*What this task involves*
Please lay out the data from the line containing "502, 317, 529]" through the line containing "105, 214, 119]", inclusive, as a Markdown table with the columns Row and Line. Number each row and omit any blank lines.

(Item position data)
--

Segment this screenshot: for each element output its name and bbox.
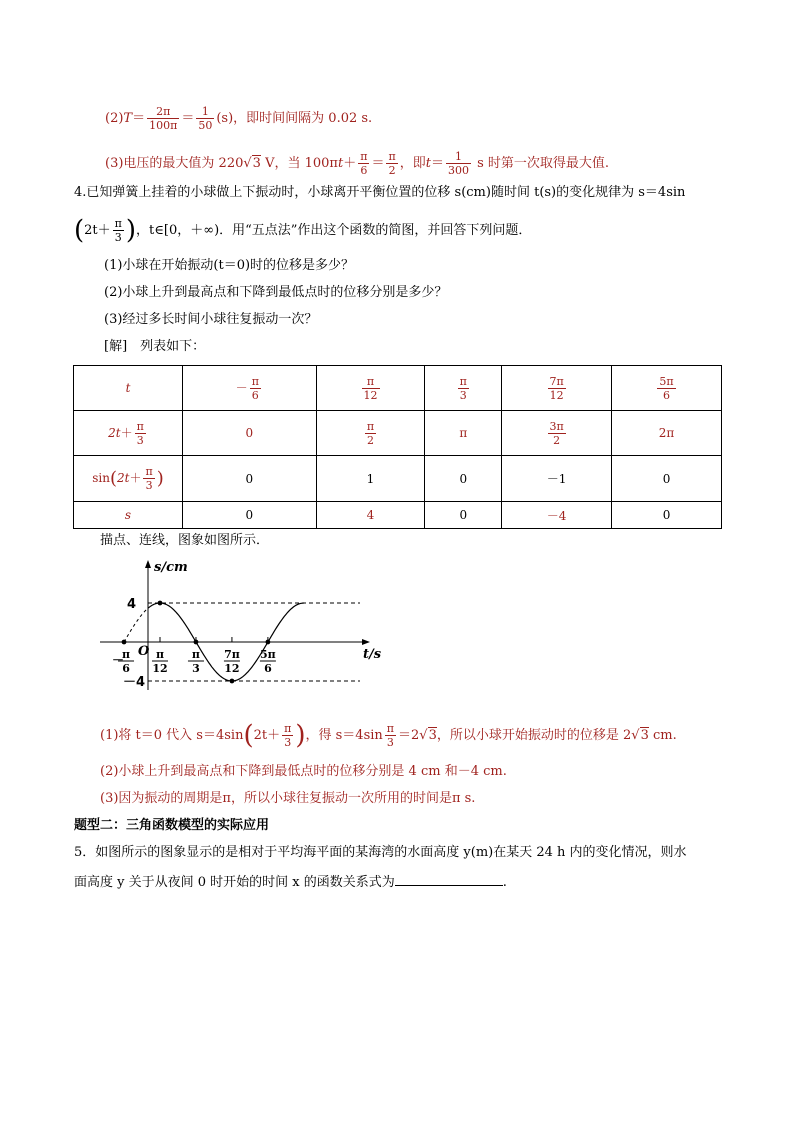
s-cell-0: 0	[183, 502, 317, 529]
frac	[657, 375, 675, 402]
num: π	[388, 150, 396, 163]
s-cell-2: 0	[425, 502, 502, 529]
frac-1-300	[446, 150, 471, 177]
s-cell-3: －4	[502, 502, 612, 529]
text: ，所以小球开始振动时的位移是 2	[436, 728, 632, 743]
row-label-t	[74, 366, 183, 411]
y-tick-neg4: －4	[122, 675, 145, 690]
paren-close: )	[295, 720, 306, 751]
plot-instruction: 描点、连线，图象如图所示．	[100, 533, 270, 548]
den: 12	[549, 388, 564, 402]
x-tick-den-0: 12	[152, 662, 168, 675]
frac-pi-3	[113, 217, 124, 244]
num: 1	[446, 150, 471, 164]
series-line-dashed	[124, 608, 148, 642]
data-point-1	[158, 601, 163, 606]
num: π	[459, 374, 467, 388]
frac	[362, 375, 380, 402]
x-tick-den-3: 6	[264, 662, 272, 675]
text: .	[502, 875, 507, 890]
row-label-arg: 2t＋ $\frac{\pi}{3}$	[74, 411, 183, 456]
s-cell-4: 0	[612, 502, 722, 529]
sine-graph	[95, 555, 395, 705]
sin-cell-2: 0	[425, 456, 502, 502]
frac-pi-3: $\frac{\pi}{3}$	[145, 465, 153, 492]
tail: (s)，即时间间隔为 0.02 s.	[216, 111, 373, 126]
label: t	[125, 381, 131, 395]
q4-sub-3: (3)经过多长时间小球往复振动一次？	[104, 312, 318, 327]
y-axis-label: s/cm	[154, 560, 188, 575]
q4-line-2	[74, 217, 531, 244]
frac	[365, 420, 376, 447]
arg-cell-4: 2π	[612, 411, 722, 456]
solution-heading: [解] 列表如下：	[104, 339, 206, 354]
q4-sub-2: (2)小球上升到最高点和下降到最低点时的位移分别是多少？	[104, 285, 448, 300]
x-tick-num-4: π	[121, 648, 131, 661]
eq: ＝	[132, 111, 146, 126]
paren-open: (	[74, 215, 85, 246]
num: 5π	[659, 374, 674, 388]
den: 3	[386, 736, 394, 749]
sin-cell-3: －1	[502, 456, 612, 502]
sqrt: 3	[252, 156, 261, 171]
frac	[458, 375, 469, 402]
var-T: T	[123, 111, 133, 126]
frac	[282, 722, 293, 749]
t-cell-4	[612, 366, 722, 411]
x-tick-den-4: 6	[122, 662, 130, 675]
x-tick-num-3: 5π	[260, 648, 276, 661]
sqrt: 3	[428, 728, 437, 743]
text: 面高度 y 关于从夜间 0 时开始的时间 x 的函数关系式为	[74, 875, 395, 890]
frac	[548, 375, 566, 402]
arg-cell-3	[502, 411, 612, 456]
text: 2t＋	[253, 728, 281, 743]
den: 3	[459, 388, 467, 402]
y-tick-4: 4	[126, 597, 136, 612]
x-tick-den-1: 3	[192, 662, 200, 675]
den: 2	[553, 433, 561, 447]
plus: ＋	[343, 156, 357, 171]
x-tick-num-2: 7π	[224, 648, 240, 661]
answer-1: (1)将 t＝0 代入 s＝4sin(2t＋ $\frac{\pi}{3}$ )，得 s＝4sin $\frac{\pi}{3}$ ＝2√3，所以小球开始振动时的位移是 2√3 cm.	[100, 720, 677, 751]
answer-blank[interactable]	[395, 873, 503, 886]
frac-pi-2	[386, 150, 397, 177]
num: 1	[196, 105, 214, 119]
frac	[250, 375, 261, 402]
sign: －	[235, 380, 248, 395]
x-tick-sign-4: －	[112, 653, 125, 667]
num: π	[386, 722, 395, 735]
x-tick-num-0: π	[155, 648, 165, 661]
q4-sub-1: (1)小球在开始振动(t＝0)时的位移是多少？	[104, 258, 355, 273]
q4-line-1: 4.已知弹簧上挂着的小球做上下振动时，小球离开平衡位置的位移 s(cm)随时间 t(s)的变化规律为 s＝4sin	[74, 185, 686, 200]
eq: ＝	[371, 156, 385, 171]
data-point-3	[230, 679, 235, 684]
row-label-sin: sin(2t＋ $\frac{\pi}{3}$ )	[74, 456, 183, 502]
s-cell-1: 4	[316, 502, 425, 529]
answer-2-period	[105, 105, 372, 132]
frac	[548, 420, 566, 447]
den: 6	[251, 388, 259, 402]
num: π	[284, 722, 292, 735]
num: π	[366, 419, 375, 433]
text: V，当 100π	[260, 156, 338, 171]
arg-cell-1	[316, 411, 425, 456]
text: ＝2	[398, 728, 420, 743]
label: s	[124, 508, 132, 522]
value-table	[73, 365, 722, 529]
t-cell-1	[316, 366, 425, 411]
text: ，即	[399, 156, 426, 171]
sin-cell-0: 0	[183, 456, 317, 502]
sin-cell-1: 1	[316, 456, 425, 502]
text: cm.	[648, 728, 677, 743]
answer-2: (2)小球上升到最高点和下降到最低点时的位移分别是 4 cm 和－4 cm.	[100, 764, 507, 779]
num: 3π	[549, 419, 564, 433]
frac	[385, 722, 396, 749]
paren-close: )	[125, 215, 137, 246]
frac-2pi-100pi	[147, 105, 179, 132]
y-axis-arrow	[145, 560, 151, 568]
x-tick-num-1: π	[191, 648, 200, 661]
num: 2π	[147, 105, 179, 119]
den: 100π	[149, 119, 178, 132]
den: 2	[366, 433, 374, 447]
answer-3: (3)因为振动的周期是π，所以小球往复振动一次所用的时间是π s.	[100, 791, 476, 806]
num: π	[360, 150, 368, 163]
text: ，t∈[0，＋∞)．用“五点法”作出这个函数的简图，并回答下列问题．	[136, 223, 532, 238]
x-axis-label: t/s	[363, 647, 382, 662]
frac-pi-6	[358, 150, 369, 177]
frac-pi-3: $\frac{\pi}{3}$	[136, 419, 144, 447]
label: (2)	[105, 111, 124, 126]
den: 12	[363, 388, 378, 402]
var-t: t	[337, 156, 344, 171]
num: π	[114, 217, 122, 230]
den: 300	[447, 164, 469, 177]
t-cell-2	[425, 366, 502, 411]
answer-3-max-voltage: (3)电压的最大值为 220√3 V，当 100πt＋ $\frac{\pi}{6}$ ＝ $\frac{\pi}{2}$ ，即t＝ $\frac{1}{300}$ s 时第一次取得最大值.	[105, 150, 610, 177]
den: 6	[360, 164, 368, 177]
arg-cell-0: 0	[183, 411, 317, 456]
table-row-sin	[74, 456, 722, 502]
frac-1-50	[196, 105, 214, 132]
q5-line-1: 5．如图所示的图象显示的是相对于平均海平面的某海湾的水面高度 y(m)在某天 24 h 内的变化情况，则水	[74, 845, 687, 860]
x-axis-arrow	[362, 639, 370, 645]
t-cell-3	[502, 366, 612, 411]
table-row-t	[74, 366, 722, 411]
row-label-s	[74, 502, 183, 529]
tail: s 时第一次取得最大值.	[472, 156, 610, 171]
den: 3	[114, 231, 122, 244]
var-t: t	[425, 156, 431, 171]
text: (1)将 t＝0 代入 s＝4sin	[100, 728, 244, 743]
sqrt: 3	[640, 728, 649, 743]
num: π	[251, 374, 259, 388]
den: 3	[284, 736, 292, 749]
x-tick-den-2: 12	[224, 662, 240, 675]
den: 2	[388, 164, 396, 177]
origin-label: O	[138, 644, 150, 659]
data-point-0	[122, 640, 127, 645]
paren-open: (	[243, 720, 254, 751]
num: 7π	[549, 374, 564, 388]
eq: ＝	[181, 111, 195, 126]
den: 6	[663, 388, 671, 402]
text: ，得 s＝4sin	[305, 728, 383, 743]
q5-line-2	[74, 873, 507, 891]
topic-heading: 题型二：三角函数模型的实际应用	[74, 818, 270, 833]
text: (3)电压的最大值为 220	[105, 156, 244, 171]
sin-cell-4: 0	[612, 456, 722, 502]
arg-cell-2: π	[425, 411, 502, 456]
text: 2t＋	[84, 223, 111, 238]
eq: ＝	[430, 156, 444, 171]
num: π	[362, 375, 380, 389]
table-row-arg	[74, 411, 722, 456]
t-cell-0	[183, 366, 317, 411]
den: 50	[198, 119, 213, 132]
table-row-s	[74, 502, 722, 529]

--

*Expected answer*
| Row | Line |
|---|---|
| 1 | s-cell-0: 0	[183, 502, 317, 529] |
| 2 | frac	[657, 375, 675, 402] |
| 3 | num: π	[388, 150, 396, 163] |
| 4 | s-cell-2: 0	[425, 502, 502, 529] |
| 5 | frac-1-300	[446, 150, 471, 177] |
| 6 | s-cell-3: －4	[502, 502, 612, 529] |
| 7 | text: ，所以小球开始振动时的位移是 2	[436, 728, 632, 743] |
| 8 | row-label-t	[74, 366, 183, 411] |
| 9 | y-tick-neg4: －4	[122, 675, 145, 690] |
| 10 | paren-close: )	[295, 720, 306, 751] |
| 11 | plot-instruction: 描点、连线，图象如图所示．	[100, 533, 270, 548] |
| 12 | den: 12	[549, 388, 564, 402] |
| 13 | x-tick-den-0: 12	[152, 662, 168, 675] |
| 14 | frac-pi-3	[113, 217, 124, 244] |
| 15 | num: 1	[446, 150, 471, 164] |
| 16 | series-line-dashed	[124, 608, 148, 642] |
| 17 | data-point-1	[158, 601, 163, 606] |
| 18 | num: π	[459, 374, 467, 388] |
| 19 | frac	[362, 375, 380, 402] |
| 20 | x-tick-den-3: 6	[264, 662, 272, 675] |
| 21 | text: .	[502, 875, 507, 890] |
| 22 | row-label-arg: 2t＋ $\frac{\pi}{3}$	[74, 411, 183, 456] |
| 23 | s-cell-4: 0	[612, 502, 722, 529] |
| 24 | sine-graph	[95, 555, 395, 705] |
| 25 | sin-cell-2: 0	[425, 456, 502, 502] |
| 26 | frac-pi-3: $\frac{\pi}{3}$	[145, 465, 153, 492] |
| 27 | tail: (s)，即时间间隔为 0.02 s.	[216, 111, 373, 126] |
| 28 | label: t	[125, 381, 131, 395] |
| 29 | q4-sub-3: (3)经过多长时间小球往复振动一次？	[104, 312, 318, 327] |
| 30 | y-axis-label: s/cm	[154, 560, 188, 575] |
| 31 | q4-line-2	[74, 217, 531, 244] |
| 32 | frac	[365, 420, 376, 447] |
| 33 | arg-cell-4: 2π	[612, 411, 722, 456] |
| 34 | solution-heading: [解] 列表如下：	[104, 339, 206, 354] |
| 35 | q4-sub-2: (2)小球上升到最高点和下降到最低点时的位移分别是多少？	[104, 285, 448, 300] |
| 36 | x-tick-num-4: π	[121, 648, 131, 661] |
| 37 | eq: ＝	[132, 111, 146, 126] |
| 38 | paren-open: (	[74, 215, 85, 246] |
| 39 | num: 5π	[659, 374, 674, 388] |
| 40 | den: 3	[386, 736, 394, 749] |
| 41 | sin-cell-3: －1	[502, 456, 612, 502] |
| 42 | sqrt: 3	[252, 156, 261, 171] |
| 43 | frac	[458, 375, 469, 402] |
| 44 | var-T: T	[123, 111, 133, 126] |
| 45 | frac	[282, 722, 293, 749] |
| 46 | t-cell-4	[612, 366, 722, 411] |
| 47 | x-tick-den-4: 6	[122, 662, 130, 675] |
| 48 | x-tick-num-3: 5π	[260, 648, 276, 661] |
| 49 | sqrt: 3	[428, 728, 437, 743] |
| 50 | text: 面高度 y 关于从夜间 0 时开始的时间 x 的函数关系式为	[74, 875, 395, 890] |
| 51 | frac	[548, 375, 566, 402] |
| 52 | arg-cell-3	[502, 411, 612, 456] |
| 53 | text: 2t＋	[253, 728, 281, 743] |
| 54 | den: 3	[459, 388, 467, 402] |
| 55 | y-tick-4: 4	[126, 597, 136, 612] |
| 56 | x-tick-den-1: 3	[192, 662, 200, 675] |
| 57 | den: 2	[553, 433, 561, 447] |
| 58 | plus: ＋	[343, 156, 357, 171] |
| 59 | x-tick-num-2: 7π	[224, 648, 240, 661] |
| 60 | answer-1: (1)将 t＝0 代入 s＝4sin(2t＋ $\frac{\pi}{3}$ )，得 s＝4sin $\frac{\pi}{3}$ ＝2√3，所以小球开始振动时的位移是 2√3 cm.	[100, 720, 677, 751] |
| 61 | answer-blank[interactable]	[395, 873, 503, 886] |
| 62 | frac-pi-2	[386, 150, 397, 177] |
| 63 | num: 1	[196, 105, 214, 119] |